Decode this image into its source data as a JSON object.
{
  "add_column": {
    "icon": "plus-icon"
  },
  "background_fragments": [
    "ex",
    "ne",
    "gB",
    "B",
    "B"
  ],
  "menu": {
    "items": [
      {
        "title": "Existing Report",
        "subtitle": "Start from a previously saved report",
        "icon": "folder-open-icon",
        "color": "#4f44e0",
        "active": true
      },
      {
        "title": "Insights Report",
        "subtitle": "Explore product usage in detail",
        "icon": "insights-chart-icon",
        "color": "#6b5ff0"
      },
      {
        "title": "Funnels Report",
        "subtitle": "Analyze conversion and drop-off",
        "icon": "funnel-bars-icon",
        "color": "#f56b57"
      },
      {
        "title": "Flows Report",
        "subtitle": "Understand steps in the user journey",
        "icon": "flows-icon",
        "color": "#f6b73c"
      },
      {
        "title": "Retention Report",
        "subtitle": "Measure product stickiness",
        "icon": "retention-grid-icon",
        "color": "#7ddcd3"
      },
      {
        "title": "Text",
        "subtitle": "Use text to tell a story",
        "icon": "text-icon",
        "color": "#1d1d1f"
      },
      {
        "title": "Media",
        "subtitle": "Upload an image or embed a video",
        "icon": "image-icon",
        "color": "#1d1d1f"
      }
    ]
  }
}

_ _ _ _ _

EXERCISE DESCRIPTION:
Retype the entries one by one, exactly.

THE RESPONSE:
Decode this image into its source data as a JSON object.
{
  "add_column": {
    "icon": "plus-icon"
  },
  "background_fragments": [
    "ex",
    "ne",
    "gB",
    "B",
    "B"
  ],
  "menu": {
    "items": [
      {
        "title": "Existing Report",
        "subtitle": "Start from a previously saved report",
        "icon": "folder-open-icon",
        "color": "#4f44e0",
        "active": true
      },
      {
        "title": "Insights Report",
        "subtitle": "Explore product usage in detail",
        "icon": "insights-chart-icon",
        "color": "#6b5ff0"
      },
      {
        "title": "Funnels Report",
        "subtitle": "Analyze conversion and drop-off",
        "icon": "funnel-bars-icon",
        "color": "#f56b57"
      },
      {
        "title": "Flows Report",
        "subtitle": "Understand steps in the user journey",
        "icon": "flows-icon",
        "color": "#f6b73c"
      },
      {
        "title": "Retention Report",
        "subtitle": "Measure product stickiness",
        "icon": "retention-grid-icon",
        "color": "#7ddcd3"
      },
      {
        "title": "Text",
        "subtitle": "Use text to tell a story",
        "icon": "text-icon",
        "color": "#1d1d1f"
      },
      {
        "title": "Media",
        "subtitle": "Upload an image or embed a video",
        "icon": "image-icon",
        "color": "#1d1d1f"
      }
    ]
  }
}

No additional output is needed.